(Raw records)
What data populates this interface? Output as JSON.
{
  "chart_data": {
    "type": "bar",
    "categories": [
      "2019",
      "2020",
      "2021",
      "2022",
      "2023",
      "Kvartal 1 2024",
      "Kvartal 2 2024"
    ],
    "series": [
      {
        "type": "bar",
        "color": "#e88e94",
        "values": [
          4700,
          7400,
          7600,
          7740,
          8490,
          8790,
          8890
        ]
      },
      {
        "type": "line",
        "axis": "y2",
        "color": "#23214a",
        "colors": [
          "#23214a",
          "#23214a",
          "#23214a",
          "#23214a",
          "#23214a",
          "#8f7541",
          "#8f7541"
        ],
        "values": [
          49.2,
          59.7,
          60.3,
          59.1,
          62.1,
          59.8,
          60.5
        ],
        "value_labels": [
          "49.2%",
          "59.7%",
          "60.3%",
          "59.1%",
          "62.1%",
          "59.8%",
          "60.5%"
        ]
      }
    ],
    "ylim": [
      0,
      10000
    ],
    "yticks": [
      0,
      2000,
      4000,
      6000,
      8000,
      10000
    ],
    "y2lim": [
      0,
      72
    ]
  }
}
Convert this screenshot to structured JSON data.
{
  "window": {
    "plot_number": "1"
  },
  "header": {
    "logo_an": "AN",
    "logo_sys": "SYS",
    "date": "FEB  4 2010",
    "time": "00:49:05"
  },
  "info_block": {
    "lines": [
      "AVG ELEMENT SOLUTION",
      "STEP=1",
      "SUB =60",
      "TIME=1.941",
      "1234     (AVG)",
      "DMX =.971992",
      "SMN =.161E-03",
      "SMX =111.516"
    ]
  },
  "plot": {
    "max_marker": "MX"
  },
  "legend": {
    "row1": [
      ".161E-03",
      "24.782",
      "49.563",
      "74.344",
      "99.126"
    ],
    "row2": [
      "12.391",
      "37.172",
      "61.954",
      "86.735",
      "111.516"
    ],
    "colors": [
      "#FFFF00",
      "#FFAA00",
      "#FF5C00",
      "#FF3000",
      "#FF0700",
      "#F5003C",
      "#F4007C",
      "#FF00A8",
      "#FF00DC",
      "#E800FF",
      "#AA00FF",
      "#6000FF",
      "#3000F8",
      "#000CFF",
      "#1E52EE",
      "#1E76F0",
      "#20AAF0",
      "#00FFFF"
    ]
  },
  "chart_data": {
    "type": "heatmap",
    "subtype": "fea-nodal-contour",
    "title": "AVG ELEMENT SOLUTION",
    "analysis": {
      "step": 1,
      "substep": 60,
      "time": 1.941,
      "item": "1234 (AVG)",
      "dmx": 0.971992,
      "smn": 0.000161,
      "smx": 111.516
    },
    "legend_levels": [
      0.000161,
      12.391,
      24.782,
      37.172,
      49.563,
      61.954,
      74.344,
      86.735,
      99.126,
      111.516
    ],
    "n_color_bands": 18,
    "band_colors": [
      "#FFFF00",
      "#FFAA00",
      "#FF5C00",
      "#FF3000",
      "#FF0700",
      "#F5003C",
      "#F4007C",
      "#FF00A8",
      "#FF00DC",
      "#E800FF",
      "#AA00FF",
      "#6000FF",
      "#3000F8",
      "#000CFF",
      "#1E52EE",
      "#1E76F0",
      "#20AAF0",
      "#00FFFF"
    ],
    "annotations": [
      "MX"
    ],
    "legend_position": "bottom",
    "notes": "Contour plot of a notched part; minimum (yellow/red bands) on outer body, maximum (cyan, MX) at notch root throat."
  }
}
...
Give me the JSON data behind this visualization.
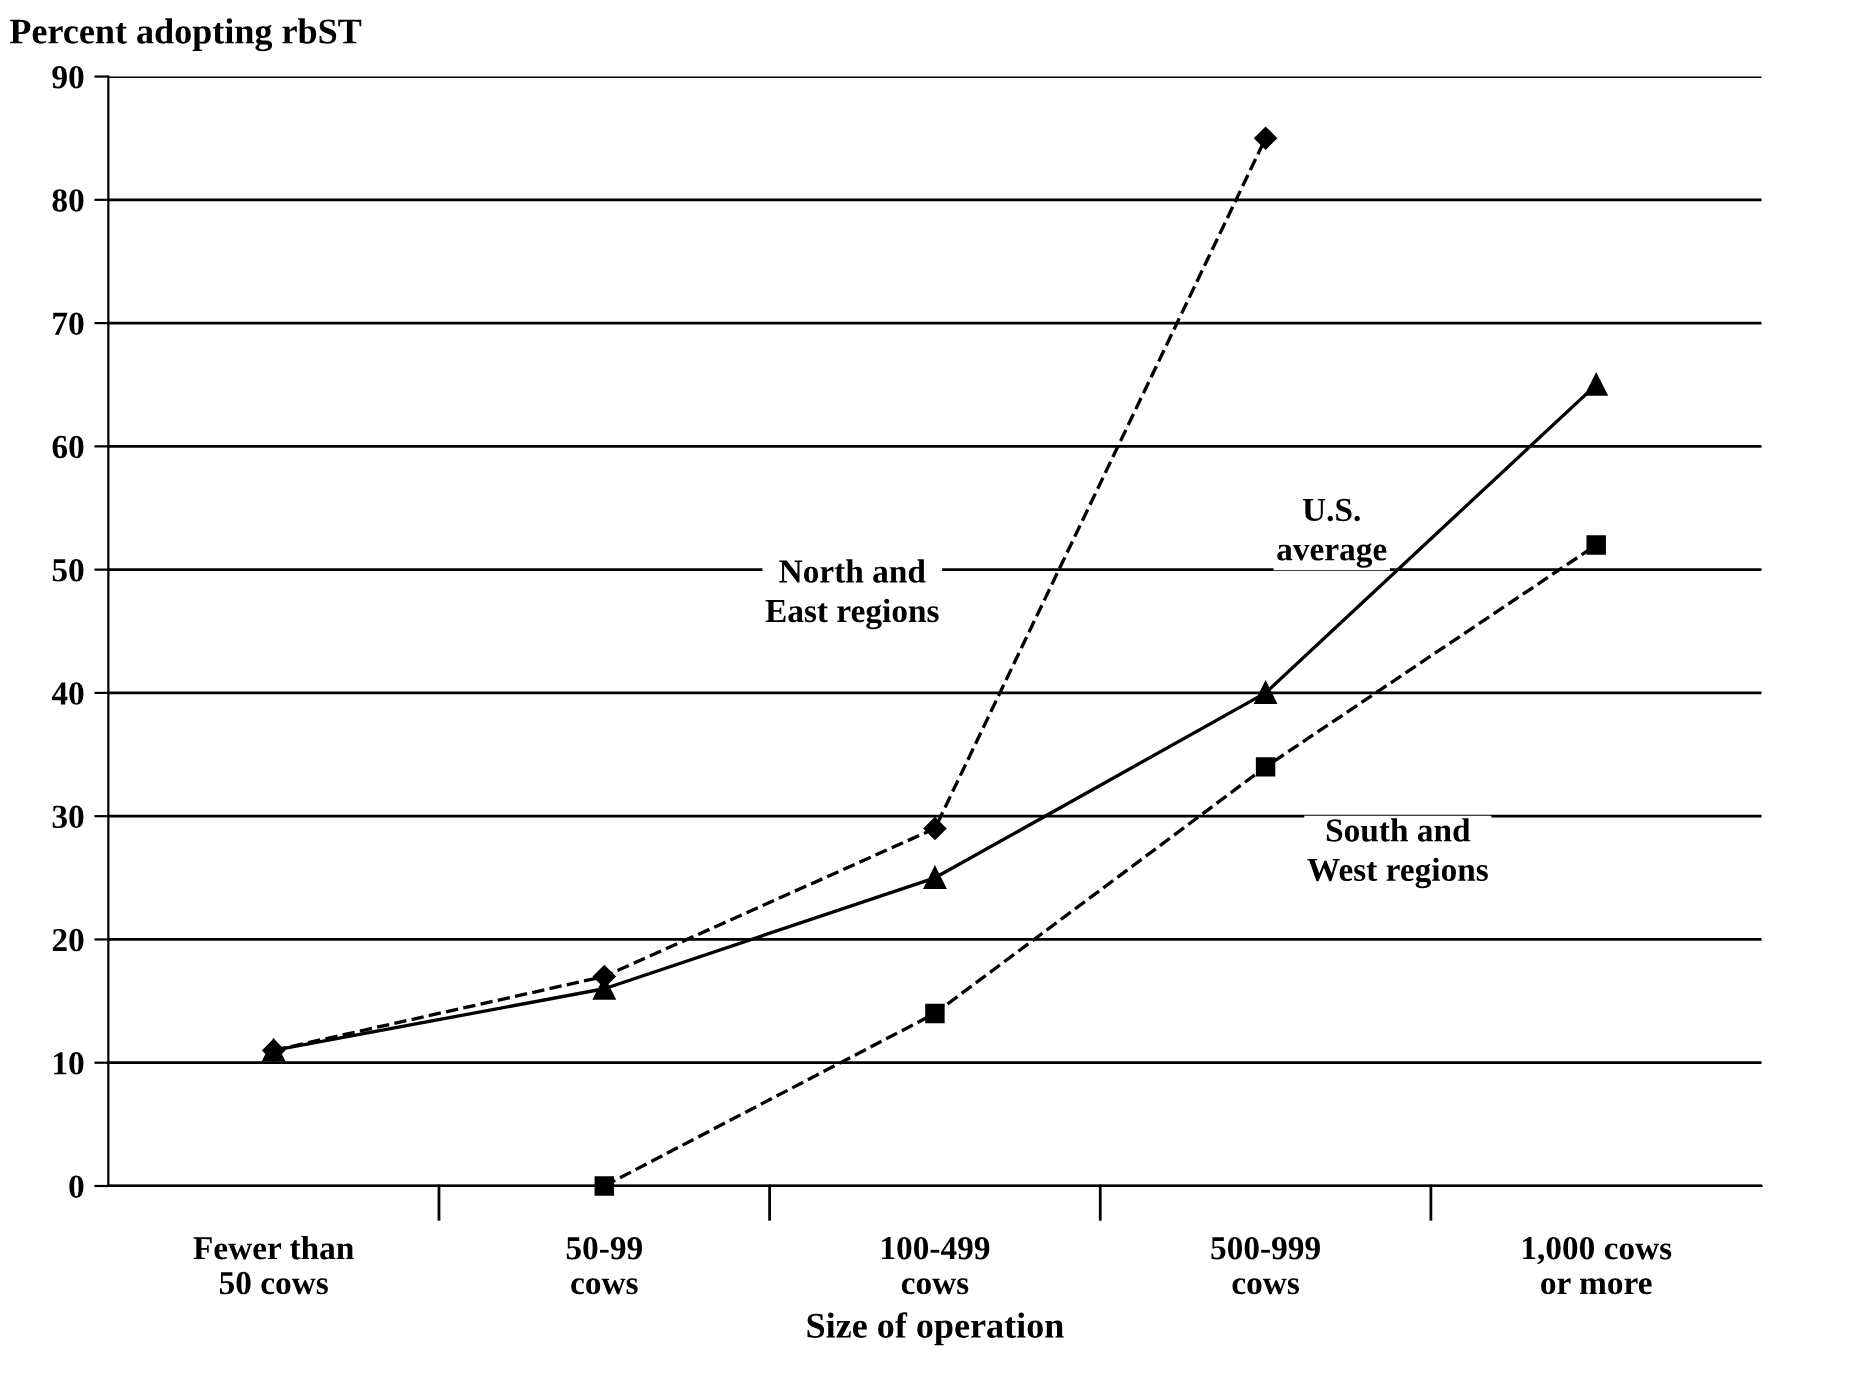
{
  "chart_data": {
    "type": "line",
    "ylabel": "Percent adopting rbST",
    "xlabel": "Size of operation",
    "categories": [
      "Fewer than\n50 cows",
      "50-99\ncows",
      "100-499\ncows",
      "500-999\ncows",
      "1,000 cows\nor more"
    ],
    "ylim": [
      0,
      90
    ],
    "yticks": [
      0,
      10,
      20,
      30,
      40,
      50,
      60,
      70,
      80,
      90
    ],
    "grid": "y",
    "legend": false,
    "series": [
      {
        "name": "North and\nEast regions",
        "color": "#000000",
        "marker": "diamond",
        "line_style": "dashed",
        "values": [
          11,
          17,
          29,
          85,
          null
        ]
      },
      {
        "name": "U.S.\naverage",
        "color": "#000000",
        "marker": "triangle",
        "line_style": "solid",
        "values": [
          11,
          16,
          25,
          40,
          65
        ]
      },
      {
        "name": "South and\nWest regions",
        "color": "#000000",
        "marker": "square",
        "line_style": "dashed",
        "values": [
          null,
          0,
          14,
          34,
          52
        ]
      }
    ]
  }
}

→ TASK
Lines from the records above that hold "regions" are the ones to list.

→ TASK OUTPUT
        "name": "North and\nEast regions",
        "name": "South and\nWest regions",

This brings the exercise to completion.